**SUPPLIED DATA:**
══════════

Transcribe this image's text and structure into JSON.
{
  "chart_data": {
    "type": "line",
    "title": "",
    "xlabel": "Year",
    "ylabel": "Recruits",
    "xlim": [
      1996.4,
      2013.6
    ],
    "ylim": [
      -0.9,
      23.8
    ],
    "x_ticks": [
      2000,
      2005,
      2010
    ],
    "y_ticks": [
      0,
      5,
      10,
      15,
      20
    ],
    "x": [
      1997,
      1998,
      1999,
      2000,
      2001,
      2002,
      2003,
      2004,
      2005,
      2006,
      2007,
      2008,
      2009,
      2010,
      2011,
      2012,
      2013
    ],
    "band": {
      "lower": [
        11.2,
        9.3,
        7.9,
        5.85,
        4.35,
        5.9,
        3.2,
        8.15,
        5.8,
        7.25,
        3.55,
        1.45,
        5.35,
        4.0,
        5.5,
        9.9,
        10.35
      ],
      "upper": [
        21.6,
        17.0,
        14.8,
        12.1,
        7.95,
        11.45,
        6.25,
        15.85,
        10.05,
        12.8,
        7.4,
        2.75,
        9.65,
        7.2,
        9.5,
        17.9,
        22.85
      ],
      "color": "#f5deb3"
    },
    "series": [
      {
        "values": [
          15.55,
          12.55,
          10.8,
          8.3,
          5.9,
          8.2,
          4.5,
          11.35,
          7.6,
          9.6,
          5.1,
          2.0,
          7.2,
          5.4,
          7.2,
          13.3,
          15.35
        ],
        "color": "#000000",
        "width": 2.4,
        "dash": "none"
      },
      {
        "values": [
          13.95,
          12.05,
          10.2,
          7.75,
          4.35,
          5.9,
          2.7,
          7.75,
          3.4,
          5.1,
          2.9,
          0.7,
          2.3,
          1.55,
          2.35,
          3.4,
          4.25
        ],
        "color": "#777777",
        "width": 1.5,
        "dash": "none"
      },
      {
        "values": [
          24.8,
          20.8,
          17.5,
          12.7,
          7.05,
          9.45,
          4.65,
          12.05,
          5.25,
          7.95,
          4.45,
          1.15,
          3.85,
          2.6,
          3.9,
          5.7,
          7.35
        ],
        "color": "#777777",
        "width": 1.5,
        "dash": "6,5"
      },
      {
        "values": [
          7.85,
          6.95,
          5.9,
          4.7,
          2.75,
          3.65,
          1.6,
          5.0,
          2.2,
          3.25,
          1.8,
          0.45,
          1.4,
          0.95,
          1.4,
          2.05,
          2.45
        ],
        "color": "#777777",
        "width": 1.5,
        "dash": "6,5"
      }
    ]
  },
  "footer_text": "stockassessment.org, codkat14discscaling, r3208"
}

══════════

**TO BE DONE:** Reproduce the material precisely, including every line.

**EXERCISE SOLUTION:**
Transcribe this image's text and structure into JSON.
{
  "chart_data": {
    "type": "line",
    "title": "",
    "xlabel": "Year",
    "ylabel": "Recruits",
    "xlim": [
      1996.4,
      2013.6
    ],
    "ylim": [
      -0.9,
      23.8
    ],
    "x_ticks": [
      2000,
      2005,
      2010
    ],
    "y_ticks": [
      0,
      5,
      10,
      15,
      20
    ],
    "x": [
      1997,
      1998,
      1999,
      2000,
      2001,
      2002,
      2003,
      2004,
      2005,
      2006,
      2007,
      2008,
      2009,
      2010,
      2011,
      2012,
      2013
    ],
    "band": {
      "lower": [
        11.2,
        9.3,
        7.9,
        5.85,
        4.35,
        5.9,
        3.2,
        8.15,
        5.8,
        7.25,
        3.55,
        1.45,
        5.35,
        4.0,
        5.5,
        9.9,
        10.35
      ],
      "upper": [
        21.6,
        17.0,
        14.8,
        12.1,
        7.95,
        11.45,
        6.25,
        15.85,
        10.05,
        12.8,
        7.4,
        2.75,
        9.65,
        7.2,
        9.5,
        17.9,
        22.85
      ],
      "color": "#f5deb3"
    },
    "series": [
      {
        "values": [
          15.55,
          12.55,
          10.8,
          8.3,
          5.9,
          8.2,
          4.5,
          11.35,
          7.6,
          9.6,
          5.1,
          2.0,
          7.2,
          5.4,
          7.2,
          13.3,
          15.35
        ],
        "color": "#000000",
        "width": 2.4,
        "dash": "none"
      },
      {
        "values": [
          13.95,
          12.05,
          10.2,
          7.75,
          4.35,
          5.9,
          2.7,
          7.75,
          3.4,
          5.1,
          2.9,
          0.7,
          2.3,
          1.55,
          2.35,
          3.4,
          4.25
        ],
        "color": "#777777",
        "width": 1.5,
        "dash": "none"
      },
      {
        "values": [
          24.8,
          20.8,
          17.5,
          12.7,
          7.05,
          9.45,
          4.65,
          12.05,
          5.25,
          7.95,
          4.45,
          1.15,
          3.85,
          2.6,
          3.9,
          5.7,
          7.35
        ],
        "color": "#777777",
        "width": 1.5,
        "dash": "6,5"
      },
      {
        "values": [
          7.85,
          6.95,
          5.9,
          4.7,
          2.75,
          3.65,
          1.6,
          5.0,
          2.2,
          3.25,
          1.8,
          0.45,
          1.4,
          0.95,
          1.4,
          2.05,
          2.45
        ],
        "color": "#777777",
        "width": 1.5,
        "dash": "6,5"
      }
    ]
  },
  "footer_text": "stockassessment.org, codkat14discscaling, r3208"
}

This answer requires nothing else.